▸ Task to complete
Write out the material again word for word, dropping any images it holds.

▸ Material provided

· · ·

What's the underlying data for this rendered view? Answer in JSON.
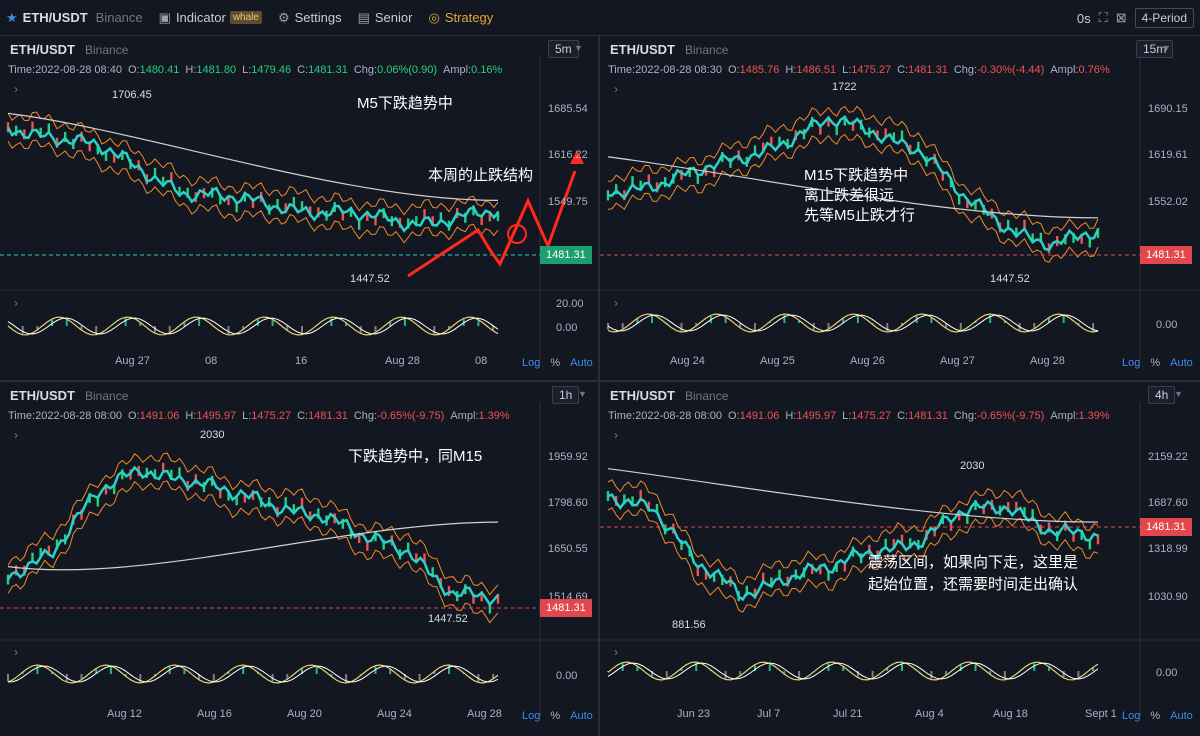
{
  "topbar": {
    "symbol": "ETH/USDT",
    "exchange": "Binance",
    "indicator_label": "Indicator",
    "indicator_badge": "whale",
    "settings_label": "Settings",
    "senior_label": "Senior",
    "strategy_label": "Strategy",
    "timer": "0s",
    "period_layout": "4-Period",
    "icons": [
      "star-icon",
      "indicator-icon",
      "gear-icon",
      "layout-icon",
      "strategy-icon",
      "fullscreen-icon",
      "close-icon"
    ]
  },
  "colors": {
    "background": "#131722",
    "up": "#26d07c",
    "down": "#ef5350",
    "ma_teal": "#2ad1c4",
    "ma_white": "#d0d0d0",
    "band_orange": "#f08a24",
    "arrow_red": "#ff2a1a",
    "tag_teal": "#1d9e6e",
    "tag_red": "#e0484e"
  },
  "panels": [
    {
      "symbol": "ETH/USDT",
      "exchange": "Binance",
      "timeframe": "5m",
      "ohlc": {
        "time": "Time:2022-08-28 08:40",
        "o": "1480.41",
        "h": "1481.80",
        "l": "1479.46",
        "c": "1481.31",
        "chg": "0.06%(0.90)",
        "ampl": "0.16%"
      },
      "prices": [
        "1685.54",
        "1616.22",
        "1549.75"
      ],
      "last_price": "1481.31",
      "osc_labels": [
        "20.00",
        "0.00"
      ],
      "dates": [
        "Aug 27",
        "08",
        "16",
        "Aug 28",
        "08"
      ],
      "high_anno": "1706.45",
      "low_anno": "1447.52",
      "notes": [
        "M5下跌趋势中",
        "本周的止跌结构"
      ],
      "log": "Log",
      "pct": "%",
      "auto": "Auto"
    },
    {
      "symbol": "ETH/USDT",
      "exchange": "Binance",
      "timeframe": "15m",
      "ohlc": {
        "time": "Time:2022-08-28 08:30",
        "o": "1485.76",
        "h": "1486.51",
        "l": "1475.27",
        "c": "1481.31",
        "chg": "-0.30%(-4.44)",
        "ampl": "0.76%"
      },
      "prices": [
        "1690.15",
        "1619.61",
        "1552.02"
      ],
      "last_price": "1481.31",
      "osc_labels": [
        "0.00"
      ],
      "dates": [
        "Aug 24",
        "Aug 25",
        "Aug 26",
        "Aug 27",
        "Aug 28"
      ],
      "high_anno": "1722",
      "low_anno": "1447.52",
      "notes": [
        "M15下跌趋势中",
        "离止跌差很远",
        "先等M5止跌才行"
      ],
      "log": "Log",
      "pct": "%",
      "auto": "Auto"
    },
    {
      "symbol": "ETH/USDT",
      "exchange": "Binance",
      "timeframe": "1h",
      "ohlc": {
        "time": "Time:2022-08-28 08:00",
        "o": "1491.06",
        "h": "1495.97",
        "l": "1475.27",
        "c": "1481.31",
        "chg": "-0.65%(-9.75)",
        "ampl": "1.39%"
      },
      "prices": [
        "1959.92",
        "1798.60",
        "1650.55",
        "1514.69"
      ],
      "last_price": "1481.31",
      "osc_labels": [
        "0.00"
      ],
      "dates": [
        "Aug 12",
        "Aug 16",
        "Aug 20",
        "Aug 24",
        "Aug 28"
      ],
      "high_anno": "2030",
      "low_anno": "1447.52",
      "notes": [
        "下跌趋势中，同M15"
      ],
      "log": "Log",
      "pct": "%",
      "auto": "Auto"
    },
    {
      "symbol": "ETH/USDT",
      "exchange": "Binance",
      "timeframe": "4h",
      "ohlc": {
        "time": "Time:2022-08-28 08:00",
        "o": "1491.06",
        "h": "1495.97",
        "l": "1475.27",
        "c": "1481.31",
        "chg": "-0.65%(-9.75)",
        "ampl": "1.39%"
      },
      "prices": [
        "2159.22",
        "1687.60",
        "1318.99",
        "1030.90"
      ],
      "last_price": "1481.31",
      "osc_labels": [
        "0.00"
      ],
      "dates": [
        "Jun 23",
        "Jul 7",
        "Jul 21",
        "Aug 4",
        "Aug 18",
        "Sept 1"
      ],
      "high_anno": "2030",
      "low_anno": "881.56",
      "notes": [
        "震荡区间，如果向下走，这里是",
        "起始位置，还需要时间走出确认"
      ],
      "log": "Log",
      "pct": "%",
      "auto": "Auto"
    }
  ]
}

· · ·

▸ Solution to the exercise
What's the underlying data for this rendered view? Answer in JSON.
{
  "topbar": {
    "symbol": "ETH/USDT",
    "exchange": "Binance",
    "indicator_label": "Indicator",
    "indicator_badge": "whale",
    "settings_label": "Settings",
    "senior_label": "Senior",
    "strategy_label": "Strategy",
    "timer": "0s",
    "period_layout": "4-Period",
    "icons": [
      "star-icon",
      "indicator-icon",
      "gear-icon",
      "layout-icon",
      "strategy-icon",
      "fullscreen-icon",
      "close-icon"
    ]
  },
  "colors": {
    "background": "#131722",
    "up": "#26d07c",
    "down": "#ef5350",
    "ma_teal": "#2ad1c4",
    "ma_white": "#d0d0d0",
    "band_orange": "#f08a24",
    "arrow_red": "#ff2a1a",
    "tag_teal": "#1d9e6e",
    "tag_red": "#e0484e"
  },
  "panels": [
    {
      "symbol": "ETH/USDT",
      "exchange": "Binance",
      "timeframe": "5m",
      "ohlc": {
        "time": "Time:2022-08-28 08:40",
        "o": "1480.41",
        "h": "1481.80",
        "l": "1479.46",
        "c": "1481.31",
        "chg": "0.06%(0.90)",
        "ampl": "0.16%"
      },
      "prices": [
        "1685.54",
        "1616.22",
        "1549.75"
      ],
      "last_price": "1481.31",
      "osc_labels": [
        "20.00",
        "0.00"
      ],
      "dates": [
        "Aug 27",
        "08",
        "16",
        "Aug 28",
        "08"
      ],
      "high_anno": "1706.45",
      "low_anno": "1447.52",
      "notes": [
        "M5下跌趋势中",
        "本周的止跌结构"
      ],
      "log": "Log",
      "pct": "%",
      "auto": "Auto"
    },
    {
      "symbol": "ETH/USDT",
      "exchange": "Binance",
      "timeframe": "15m",
      "ohlc": {
        "time": "Time:2022-08-28 08:30",
        "o": "1485.76",
        "h": "1486.51",
        "l": "1475.27",
        "c": "1481.31",
        "chg": "-0.30%(-4.44)",
        "ampl": "0.76%"
      },
      "prices": [
        "1690.15",
        "1619.61",
        "1552.02"
      ],
      "last_price": "1481.31",
      "osc_labels": [
        "0.00"
      ],
      "dates": [
        "Aug 24",
        "Aug 25",
        "Aug 26",
        "Aug 27",
        "Aug 28"
      ],
      "high_anno": "1722",
      "low_anno": "1447.52",
      "notes": [
        "M15下跌趋势中",
        "离止跌差很远",
        "先等M5止跌才行"
      ],
      "log": "Log",
      "pct": "%",
      "auto": "Auto"
    },
    {
      "symbol": "ETH/USDT",
      "exchange": "Binance",
      "timeframe": "1h",
      "ohlc": {
        "time": "Time:2022-08-28 08:00",
        "o": "1491.06",
        "h": "1495.97",
        "l": "1475.27",
        "c": "1481.31",
        "chg": "-0.65%(-9.75)",
        "ampl": "1.39%"
      },
      "prices": [
        "1959.92",
        "1798.60",
        "1650.55",
        "1514.69"
      ],
      "last_price": "1481.31",
      "osc_labels": [
        "0.00"
      ],
      "dates": [
        "Aug 12",
        "Aug 16",
        "Aug 20",
        "Aug 24",
        "Aug 28"
      ],
      "high_anno": "2030",
      "low_anno": "1447.52",
      "notes": [
        "下跌趋势中，同M15"
      ],
      "log": "Log",
      "pct": "%",
      "auto": "Auto"
    },
    {
      "symbol": "ETH/USDT",
      "exchange": "Binance",
      "timeframe": "4h",
      "ohlc": {
        "time": "Time:2022-08-28 08:00",
        "o": "1491.06",
        "h": "1495.97",
        "l": "1475.27",
        "c": "1481.31",
        "chg": "-0.65%(-9.75)",
        "ampl": "1.39%"
      },
      "prices": [
        "2159.22",
        "1687.60",
        "1318.99",
        "1030.90"
      ],
      "last_price": "1481.31",
      "osc_labels": [
        "0.00"
      ],
      "dates": [
        "Jun 23",
        "Jul 7",
        "Jul 21",
        "Aug 4",
        "Aug 18",
        "Sept 1"
      ],
      "high_anno": "2030",
      "low_anno": "881.56",
      "notes": [
        "震荡区间，如果向下走，这里是",
        "起始位置，还需要时间走出确认"
      ],
      "log": "Log",
      "pct": "%",
      "auto": "Auto"
    }
  ]
}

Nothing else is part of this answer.